WORK REQUIRED: Pull out every line with the word "burgerscholen".

● ● ●

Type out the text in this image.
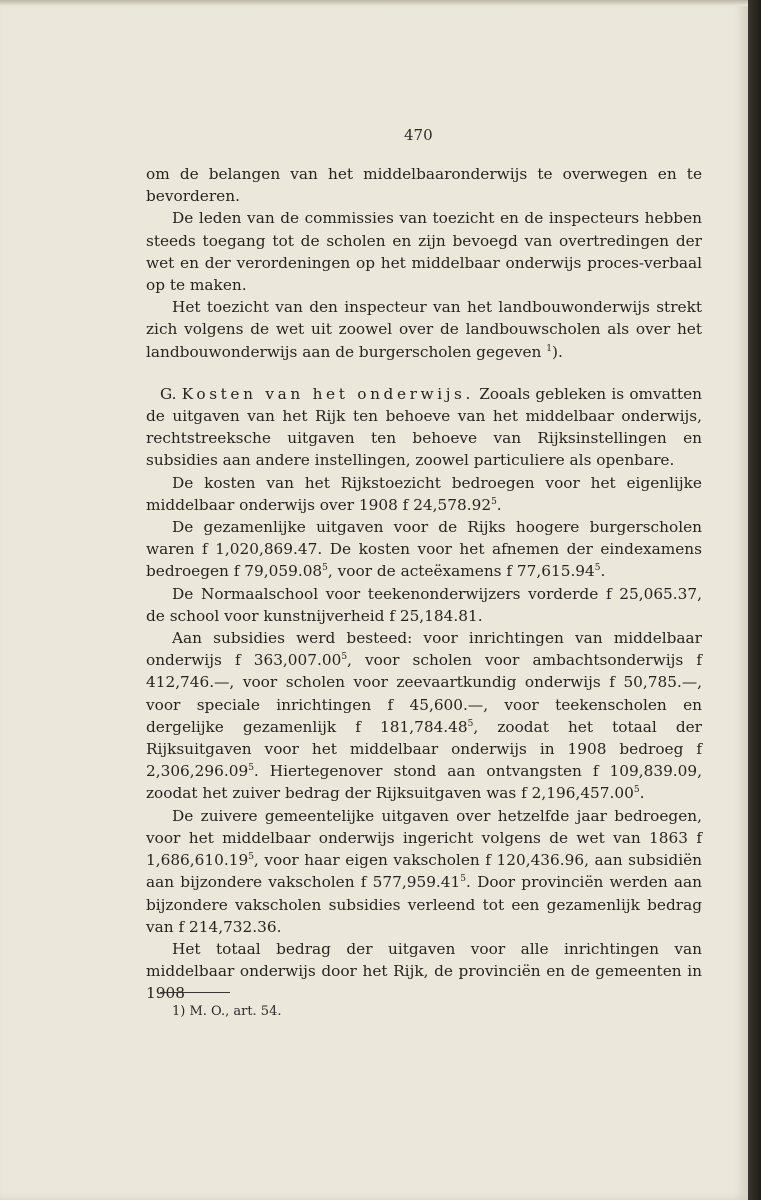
470

om de belangen van het middelbaaronderwijs te overwegen en te bevorderen.

De leden van de commissies van toezicht en de inspecteurs hebben steeds toegang tot de scholen en zijn bevoegd van overtredingen der wet en der verordeningen op het middelbaar onderwijs proces-verbaal op te maken.

Het toezicht van den inspecteur van het landbouwonderwijs strekt zich volgens de wet uit zoowel over de landbouwscholen als over het landbouwonderwijs aan de burgerscholen gegeven $^1$).

G. Kosten van het onderwijs. Zooals gebleken is omvatten de uitgaven van het Rijk ten behoeve van het middelbaar onderwijs, rechtstreeksche uitgaven ten behoeve van Rijksinstellingen en subsidies aan andere instellingen, zoowel particuliere als openbare.

De kosten van het Rijkstoezicht bedroegen voor het eigenlijke middelbaar onderwijs over 1908 f 24,578.92$^5$.

De gezamenlijke uitgaven voor de Rijks hoogere burgerscholen waren f 1,020,869.47. De kosten voor het afnemen der eindexamens bedroegen f 79,059.08$^5$, voor de acteëxamens f 77,615.94$^5$.

De Normaalschool voor teekenonderwijzers vorderde f 25,065.37, de school voor kunstnijverheid f 25,184.81.

Aan subsidies werd besteed: voor inrichtingen van middelbaar onderwijs f 363,007.00$^5$, voor scholen voor ambachtsonderwijs f 412,746.—, voor scholen voor zeevaartkundig onderwijs f 50,785.—, voor speciale inrichtingen f 45,600.—, voor teekenscholen en dergelijke gezamenlijk f 181,784.48$^5$, zoodat het totaal der Rijksuitgaven voor het middelbaar onderwijs in 1908 bedroeg f 2,306,296.09$^5$. Hiertegenover stond aan ontvangsten f 109,839.09, zoodat het zuiver bedrag der Rijksuitgaven was f 2,196,457.00$^5$.

De zuivere gemeentelijke uitgaven over hetzelfde jaar bedroegen, voor het middelbaar onderwijs ingericht volgens de wet van 1863 f 1,686,610.19$^5$, voor haar eigen vakscholen f 120,436.96, aan subsidiën aan bijzondere vakscholen f 577,959.41$^5$. Door provinciën werden aan bijzondere vakscholen subsidies verleend tot een gezamenlijk bedrag van f 214,732.36.

Het totaal bedrag der uitgaven voor alle inrichtingen van middelbaar onderwijs door het Rijk, de provinciën en de gemeenten in 1908

1) M. O., art. 54.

● ● ●

THE ANSWER:
Het toezicht van den inspecteur van het landbouwonderwijs strekt zich volgens de wet uit zoowel over de landbouwscholen als over het landbouwonderwijs aan de burgerscholen gegeven $^1$).
De gezamenlijke uitgaven voor de Rijks hoogere burgerscholen waren f 1,020,869.47. De kosten voor het afnemen der eindexamens bedroegen f 79,059.08$^5$, voor de acteëxamens f 77,615.94$^5$.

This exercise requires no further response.